Великая простота, или Как кино становится скучным, чтобы не быть пошлым
Место действия — Лазурный Берег Франции, Канны. Время — май 1999 года. Жюри кинофестиваля пребывает в состоянии профессионального замешательства: список картин-конкурентов под стать донжуанскому, одна другой краше. Из тех, кто на слуху, — Джармуш, Гринуэй, Дэвид Линч, Сокуров.
Неожиданно для всего киносообщества награду присуждают фильму «Розетта» братьев Дарденн, режиссерского дуэта из Бельгии.
Их работа — лишенное средств выразительности, снятое, как говорят, «из-под плинтуса» повествование об обездоленных людях, траченных нищей жизнью. До 1999 года Дарденны были малоизвестны (если не сказать неизвестны вовсе), и вдруг — главный приз.
В этом месте ум спотыкается и получает первую пищу для анализа. Присмотритесь еще раз к номинантам.
Между ними есть что-то общее. Все они:
— сочиняют сложное, крайне эстетизированное кино с поэтическим монтажом;
— обращаются к мифам («Мертвец» Джармуша, «Повар, вор, жена и ее любовник» Гринуэя);
— никак, даже по касательной, не затрагивают современность (сокуровская любовь к историзму, абстрактное время Линча);
— используют небанальный киноязык с насыщенной метафорикой (чего стоит одна открывающая сцена «Отсчета утопленников») — словом, создают миры.
Вольные поэтические вселенные, где сталкиваются персонажи, смыслы, образы. Это интеллектуальное кино, продолжающее традиции великой живописи и большой литературы.
Но тем не менее место действия — Канны, время — 1999 год. Что произошло? Право, не синдром же Стендаля так утомил жюри, что «Пальмовая ветвь» оказалась в руках режиссеров с противоположного пологого берега. Случилось нечто исторически значимое. Чтобы понять, что именно, нам надо отойти от сюжета статьи и уделить внимание кино как таковому.

> [Задание]: Какому фильму и каким режиссерам, согласно статье о Каннском кинофестивале 1999 года, присудили награду?

Записи с размеченными рамками:
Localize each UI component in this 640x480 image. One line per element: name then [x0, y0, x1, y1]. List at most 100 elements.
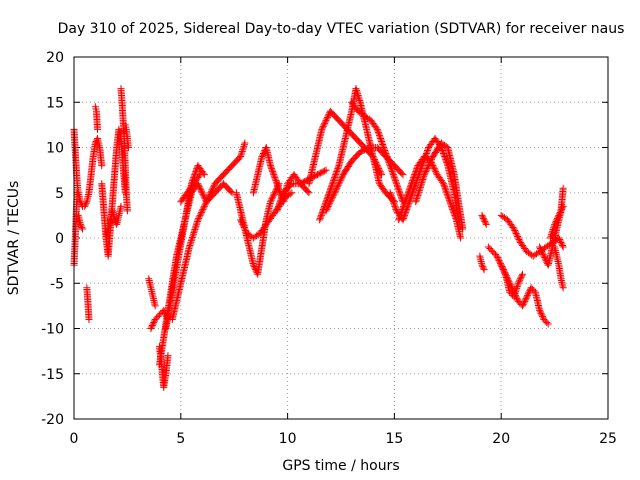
data-point-interp: [287, 181, 295, 189]
data-point-interp: [547, 231, 555, 239]
data-point-interp: [385, 157, 393, 165]
data-point: [555, 234, 563, 242]
data-point: [322, 166, 330, 174]
grid-layer: [74, 57, 608, 419]
data-point-interp: [375, 131, 383, 139]
data-point-interp: [387, 190, 395, 198]
data-point-interp: [240, 223, 248, 231]
data-point-interp: [191, 225, 199, 233]
data-point-interp: [556, 208, 564, 216]
data-point-interp: [326, 198, 334, 206]
data-point-interp: [389, 169, 397, 177]
data-point-interp: [316, 169, 324, 177]
data-point-interp: [270, 190, 278, 198]
data-point-interp: [443, 160, 451, 168]
data-point-interp: [537, 309, 545, 317]
data-point: [480, 216, 488, 224]
data-point-interp: [548, 229, 556, 237]
data-point: [237, 216, 245, 224]
data-point-interp: [451, 213, 459, 221]
y-tick-label: -5: [50, 276, 64, 292]
data-point-interp: [187, 238, 195, 246]
data-point-interp: [512, 288, 520, 296]
data-point-interp: [422, 168, 430, 176]
data-point-interp: [447, 201, 455, 209]
data-point: [544, 320, 552, 328]
data-point-interp: [516, 276, 524, 284]
data-point-interp: [332, 169, 340, 177]
data-point-interp: [319, 168, 327, 176]
data-point-interp: [275, 201, 283, 209]
data-point-interp: [82, 199, 90, 207]
data-point: [446, 198, 454, 206]
data-point-interp: [401, 199, 409, 207]
data-point-interp: [332, 186, 340, 194]
data-point-interp: [154, 312, 162, 320]
data-point-interp: [272, 177, 280, 185]
data-point: [318, 125, 326, 133]
data-point: [510, 225, 518, 233]
data-point: [85, 315, 93, 323]
data-point-interp: [191, 224, 199, 232]
data-point-interp: [496, 260, 504, 268]
data-point-interp: [269, 168, 277, 176]
data-point-interp: [379, 142, 387, 150]
y-tick-label: -20: [41, 412, 64, 428]
data-point-interp: [190, 229, 198, 237]
y-tick-label: 15: [46, 95, 64, 111]
data-point-interp: [275, 202, 283, 210]
data-point-interp: [403, 192, 411, 200]
data-point: [514, 297, 522, 305]
data-point-interp: [514, 232, 522, 240]
data-point-interp: [402, 195, 410, 203]
data-point-interp: [317, 213, 325, 221]
data-point: [164, 352, 172, 360]
data-point-interp: [451, 211, 459, 219]
data-point-interp: [397, 192, 405, 200]
data-point-interp: [275, 184, 283, 192]
data-point-interp: [328, 195, 336, 203]
data-point-interp: [406, 184, 414, 192]
data-point: [407, 180, 415, 188]
data-point-interp: [188, 235, 196, 243]
data-point-interp: [278, 192, 286, 200]
data-point-interp: [334, 165, 342, 173]
data-layer: [70, 85, 567, 391]
data-point-interp: [511, 289, 519, 297]
data-point-interp: [553, 214, 561, 222]
data-point: [296, 180, 304, 188]
data-point-interp: [393, 181, 401, 189]
data-point-interp: [511, 226, 519, 234]
data-point-interp: [500, 267, 508, 275]
data-point-interp: [516, 275, 524, 283]
data-point-interp: [558, 204, 566, 212]
data-point-interp: [423, 165, 431, 173]
data-point-interp: [392, 178, 400, 186]
data-point-interp: [186, 240, 194, 248]
data-point-interp: [439, 148, 447, 156]
data-point-interp: [316, 214, 324, 222]
data-point-interp: [318, 210, 326, 218]
data-point-interp: [415, 188, 423, 196]
data-point-interp: [438, 147, 446, 155]
data-point: [123, 207, 131, 215]
data-point-interp: [424, 147, 432, 155]
data-point-interp: [269, 193, 277, 201]
data-point-interp: [298, 179, 306, 187]
data-point-interp: [524, 291, 532, 299]
data-point-interp: [332, 171, 340, 179]
data-point-interp: [479, 264, 487, 272]
data-point-interp: [381, 148, 389, 156]
data-point: [124, 144, 132, 151]
data-point-interp: [557, 207, 565, 215]
data-point-interp: [330, 175, 338, 183]
data-point-interp: [323, 115, 331, 123]
data-point-interp: [227, 187, 235, 195]
data-point-interp: [268, 195, 276, 203]
data-point-interp: [415, 187, 423, 195]
data-point-interp: [445, 196, 453, 204]
data-point-interp: [384, 156, 392, 164]
data-point-interp: [521, 297, 529, 305]
data-point-interp: [414, 190, 422, 198]
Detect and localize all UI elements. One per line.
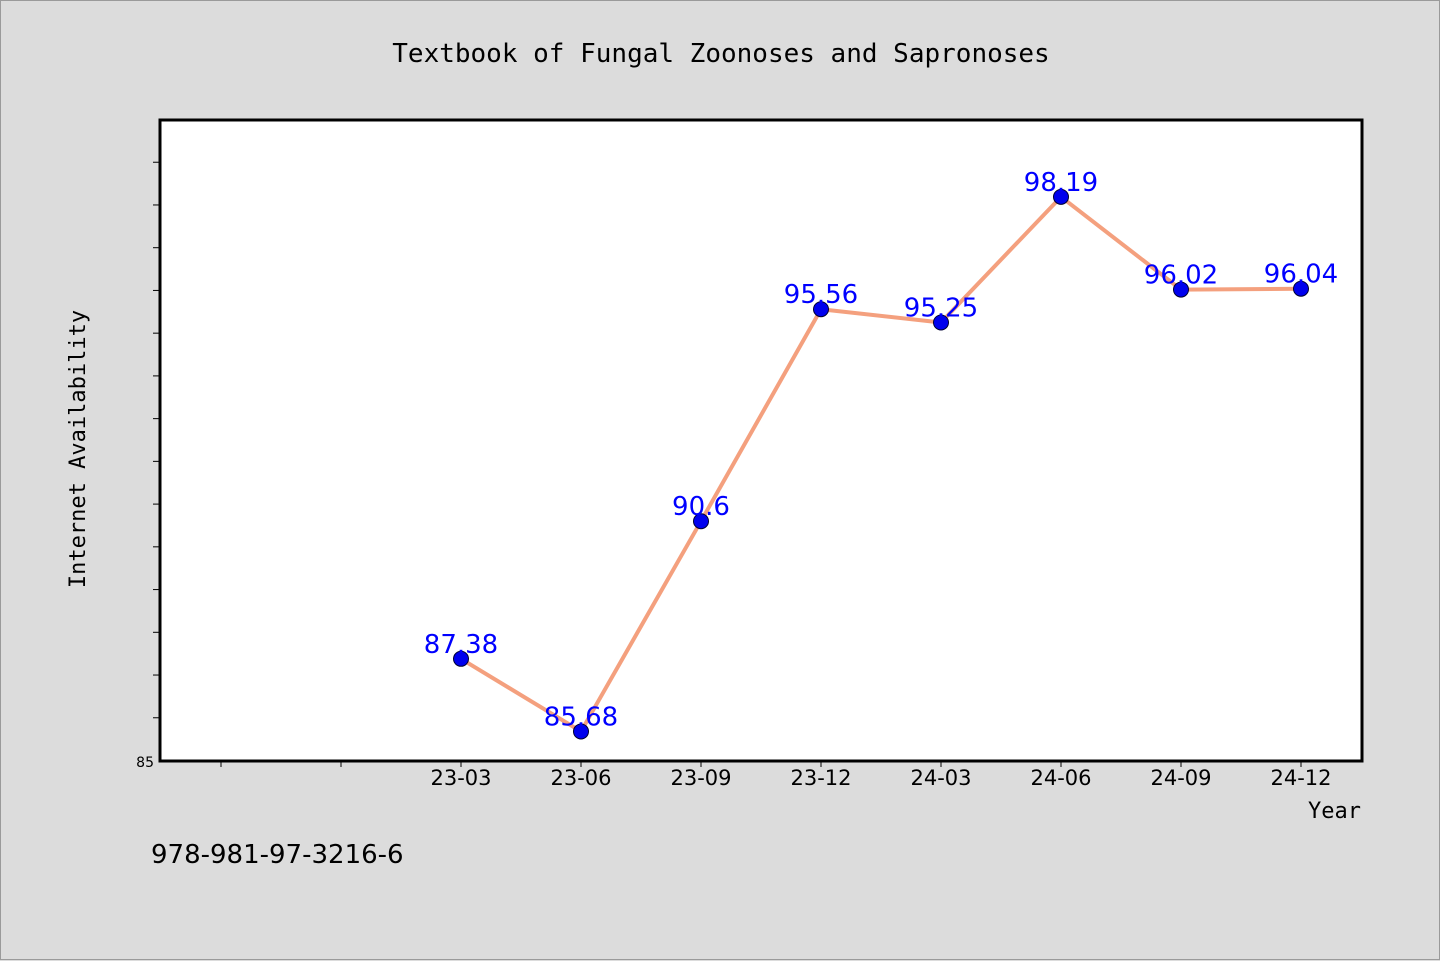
- data-point: [693, 513, 709, 530]
- data-point: [1173, 281, 1189, 298]
- data-point: [453, 650, 469, 667]
- data-label: 95.25: [904, 293, 978, 323]
- x-axis-ticks: 23-03 23-06 23-09 23-12 24-03 24-06 24-09 24-12: [430, 761, 1332, 790]
- data-label: 87.38: [424, 630, 498, 660]
- y-axis-ticks: [153, 161, 160, 719]
- x-tick-label: 24-12: [1270, 766, 1331, 790]
- x-tick-label: 23-03: [430, 766, 491, 790]
- data-point: [573, 723, 589, 740]
- data-label: 96.04: [1264, 260, 1338, 290]
- x-tick-label: 23-12: [790, 766, 851, 790]
- x-tick-label: 23-09: [670, 766, 731, 790]
- marker-layer: [453, 188, 1309, 740]
- x-tick-label: 23-06: [550, 766, 611, 790]
- x-axis-title: Year: [1308, 799, 1361, 824]
- series-layer: [459, 194, 1303, 734]
- plot-area: [158, 118, 1364, 763]
- y-tick-label: 85: [136, 755, 154, 771]
- chart-title: Textbook of Fungal Zoonoses and Sapronos…: [392, 39, 1049, 69]
- x-minor-ticks: [220, 761, 342, 767]
- data-point: [933, 314, 949, 331]
- data-label: 85.68: [544, 702, 618, 732]
- data-label: 98.19: [1024, 168, 1098, 198]
- isbn-footer: 978-981-97-3216-6: [151, 840, 404, 870]
- data-label: 95.56: [784, 280, 858, 310]
- y-axis-title: Internet Availability: [66, 310, 91, 588]
- x-tick-label: 24-09: [1150, 766, 1211, 790]
- data-label-layer: 87.38 85.68 90.6 95.56 95.25 98.19 96.02 96.04: [424, 168, 1338, 733]
- x-tick-label: 24-06: [1030, 766, 1091, 790]
- data-label: 96.02: [1144, 261, 1218, 291]
- data-point: [1053, 188, 1069, 205]
- data-point: [1293, 280, 1309, 297]
- series-line: [459, 194, 1303, 734]
- x-tick-label: 24-03: [910, 766, 971, 790]
- data-point: [813, 301, 829, 318]
- data-label: 90.6: [672, 492, 730, 522]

> [Ответ]: Фильму «Розетта» братьев Дарденн, режиссерского дуэта из Бельгии.